GIVEN DATA
□ □ □
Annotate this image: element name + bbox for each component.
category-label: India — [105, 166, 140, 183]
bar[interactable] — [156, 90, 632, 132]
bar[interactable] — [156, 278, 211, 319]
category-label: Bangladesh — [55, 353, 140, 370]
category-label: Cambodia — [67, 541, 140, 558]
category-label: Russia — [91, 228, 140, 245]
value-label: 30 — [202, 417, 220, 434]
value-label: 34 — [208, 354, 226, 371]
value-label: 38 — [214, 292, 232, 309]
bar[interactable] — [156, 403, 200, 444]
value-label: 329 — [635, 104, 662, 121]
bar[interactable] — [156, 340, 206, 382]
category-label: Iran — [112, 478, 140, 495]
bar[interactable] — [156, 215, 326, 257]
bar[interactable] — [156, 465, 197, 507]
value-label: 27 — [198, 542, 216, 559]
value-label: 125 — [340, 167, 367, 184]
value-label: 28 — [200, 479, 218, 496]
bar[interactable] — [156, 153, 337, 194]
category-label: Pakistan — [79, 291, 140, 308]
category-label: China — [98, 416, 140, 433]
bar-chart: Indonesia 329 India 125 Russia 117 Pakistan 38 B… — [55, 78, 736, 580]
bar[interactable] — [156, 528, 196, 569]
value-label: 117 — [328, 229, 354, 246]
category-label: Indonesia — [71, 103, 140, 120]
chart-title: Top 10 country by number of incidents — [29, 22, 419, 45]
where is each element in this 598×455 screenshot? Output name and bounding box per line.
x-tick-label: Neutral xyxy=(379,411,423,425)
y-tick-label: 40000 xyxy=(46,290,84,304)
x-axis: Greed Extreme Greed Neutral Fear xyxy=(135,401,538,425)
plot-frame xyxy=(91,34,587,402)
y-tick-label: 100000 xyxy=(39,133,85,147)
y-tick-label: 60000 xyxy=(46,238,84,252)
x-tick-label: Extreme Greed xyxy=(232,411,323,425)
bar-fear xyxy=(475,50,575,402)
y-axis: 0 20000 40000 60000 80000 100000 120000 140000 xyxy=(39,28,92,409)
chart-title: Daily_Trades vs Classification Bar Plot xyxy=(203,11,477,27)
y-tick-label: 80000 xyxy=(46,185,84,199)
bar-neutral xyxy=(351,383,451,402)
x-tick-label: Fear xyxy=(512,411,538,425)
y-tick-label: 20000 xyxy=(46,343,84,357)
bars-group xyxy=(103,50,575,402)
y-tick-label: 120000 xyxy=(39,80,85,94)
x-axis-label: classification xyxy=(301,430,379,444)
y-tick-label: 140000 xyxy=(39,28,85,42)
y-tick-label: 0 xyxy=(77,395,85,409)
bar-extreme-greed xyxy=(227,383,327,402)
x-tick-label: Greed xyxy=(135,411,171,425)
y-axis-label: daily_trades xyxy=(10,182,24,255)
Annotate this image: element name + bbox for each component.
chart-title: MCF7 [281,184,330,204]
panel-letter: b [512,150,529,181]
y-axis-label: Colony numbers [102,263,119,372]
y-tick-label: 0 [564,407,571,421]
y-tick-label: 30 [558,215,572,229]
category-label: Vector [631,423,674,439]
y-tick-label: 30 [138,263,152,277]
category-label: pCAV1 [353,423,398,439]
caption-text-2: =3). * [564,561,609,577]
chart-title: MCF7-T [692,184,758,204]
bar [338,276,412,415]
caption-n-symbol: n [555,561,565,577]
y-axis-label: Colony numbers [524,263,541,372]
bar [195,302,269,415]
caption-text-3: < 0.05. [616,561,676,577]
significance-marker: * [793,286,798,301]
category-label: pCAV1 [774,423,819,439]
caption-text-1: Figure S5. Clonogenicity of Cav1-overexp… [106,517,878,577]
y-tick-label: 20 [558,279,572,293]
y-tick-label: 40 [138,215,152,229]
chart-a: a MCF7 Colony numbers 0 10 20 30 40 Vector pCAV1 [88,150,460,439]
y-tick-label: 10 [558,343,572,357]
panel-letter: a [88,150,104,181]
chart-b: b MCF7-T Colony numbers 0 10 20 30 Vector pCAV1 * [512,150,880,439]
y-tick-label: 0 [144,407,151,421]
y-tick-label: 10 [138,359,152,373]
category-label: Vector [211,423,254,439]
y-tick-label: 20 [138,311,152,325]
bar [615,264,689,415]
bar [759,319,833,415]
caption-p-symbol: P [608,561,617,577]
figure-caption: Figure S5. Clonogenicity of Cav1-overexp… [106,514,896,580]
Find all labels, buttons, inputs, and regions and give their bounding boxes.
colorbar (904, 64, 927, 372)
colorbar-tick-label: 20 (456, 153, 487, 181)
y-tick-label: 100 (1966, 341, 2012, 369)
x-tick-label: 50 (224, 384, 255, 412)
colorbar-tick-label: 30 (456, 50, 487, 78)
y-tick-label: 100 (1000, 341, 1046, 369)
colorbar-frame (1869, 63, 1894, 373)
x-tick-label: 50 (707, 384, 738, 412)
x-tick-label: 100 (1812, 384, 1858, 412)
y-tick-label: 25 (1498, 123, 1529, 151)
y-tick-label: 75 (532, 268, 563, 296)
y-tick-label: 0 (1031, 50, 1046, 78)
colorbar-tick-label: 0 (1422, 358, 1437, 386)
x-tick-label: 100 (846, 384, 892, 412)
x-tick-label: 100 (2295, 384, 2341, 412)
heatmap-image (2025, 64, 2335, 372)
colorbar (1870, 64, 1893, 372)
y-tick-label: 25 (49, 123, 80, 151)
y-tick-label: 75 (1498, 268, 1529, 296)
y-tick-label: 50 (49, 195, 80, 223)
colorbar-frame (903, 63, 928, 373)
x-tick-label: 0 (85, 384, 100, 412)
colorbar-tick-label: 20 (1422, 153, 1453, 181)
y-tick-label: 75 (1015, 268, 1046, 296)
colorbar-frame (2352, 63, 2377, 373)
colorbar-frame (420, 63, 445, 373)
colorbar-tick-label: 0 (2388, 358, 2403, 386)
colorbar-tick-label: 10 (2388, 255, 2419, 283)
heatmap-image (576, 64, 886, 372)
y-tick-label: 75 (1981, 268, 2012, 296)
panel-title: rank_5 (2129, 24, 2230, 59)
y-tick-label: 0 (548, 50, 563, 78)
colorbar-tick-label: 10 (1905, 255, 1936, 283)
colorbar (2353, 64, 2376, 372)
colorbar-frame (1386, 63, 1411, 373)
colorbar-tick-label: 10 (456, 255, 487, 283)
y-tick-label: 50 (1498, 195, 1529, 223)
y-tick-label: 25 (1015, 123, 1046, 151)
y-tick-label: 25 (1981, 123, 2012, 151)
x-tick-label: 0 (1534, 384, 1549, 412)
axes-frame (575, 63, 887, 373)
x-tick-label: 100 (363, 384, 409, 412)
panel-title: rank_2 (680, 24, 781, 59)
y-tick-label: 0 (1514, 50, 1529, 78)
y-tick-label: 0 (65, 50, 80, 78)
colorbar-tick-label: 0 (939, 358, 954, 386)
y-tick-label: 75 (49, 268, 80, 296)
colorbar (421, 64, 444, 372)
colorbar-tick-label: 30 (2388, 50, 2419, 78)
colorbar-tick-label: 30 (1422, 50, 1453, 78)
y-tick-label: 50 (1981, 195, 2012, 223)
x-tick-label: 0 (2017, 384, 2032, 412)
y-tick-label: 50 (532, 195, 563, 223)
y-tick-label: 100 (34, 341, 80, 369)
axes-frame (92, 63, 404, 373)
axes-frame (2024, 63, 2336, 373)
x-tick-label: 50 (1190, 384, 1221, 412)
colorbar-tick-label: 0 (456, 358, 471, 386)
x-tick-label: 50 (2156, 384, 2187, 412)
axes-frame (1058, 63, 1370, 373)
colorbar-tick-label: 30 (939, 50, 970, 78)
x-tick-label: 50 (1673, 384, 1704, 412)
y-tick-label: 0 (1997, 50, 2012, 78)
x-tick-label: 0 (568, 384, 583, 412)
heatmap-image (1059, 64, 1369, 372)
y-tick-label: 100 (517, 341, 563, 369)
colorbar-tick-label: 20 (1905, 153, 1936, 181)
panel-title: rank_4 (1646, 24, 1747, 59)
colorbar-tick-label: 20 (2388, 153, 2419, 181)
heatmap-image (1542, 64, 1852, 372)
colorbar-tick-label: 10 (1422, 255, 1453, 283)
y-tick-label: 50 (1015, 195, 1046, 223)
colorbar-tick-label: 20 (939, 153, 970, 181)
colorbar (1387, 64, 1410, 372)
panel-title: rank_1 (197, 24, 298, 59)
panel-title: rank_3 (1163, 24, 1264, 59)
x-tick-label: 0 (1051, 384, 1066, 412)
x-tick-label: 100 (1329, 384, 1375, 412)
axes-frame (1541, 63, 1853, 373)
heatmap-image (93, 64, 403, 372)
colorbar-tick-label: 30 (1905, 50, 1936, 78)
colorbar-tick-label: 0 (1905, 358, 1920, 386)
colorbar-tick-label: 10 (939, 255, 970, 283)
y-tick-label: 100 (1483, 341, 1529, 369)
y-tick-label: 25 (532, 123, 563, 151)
□ □ □
WORK TO BE COMPLETED
Counting the lines of the data above, how many include the word "image"? Reply with the number only.

THE ANSWER
7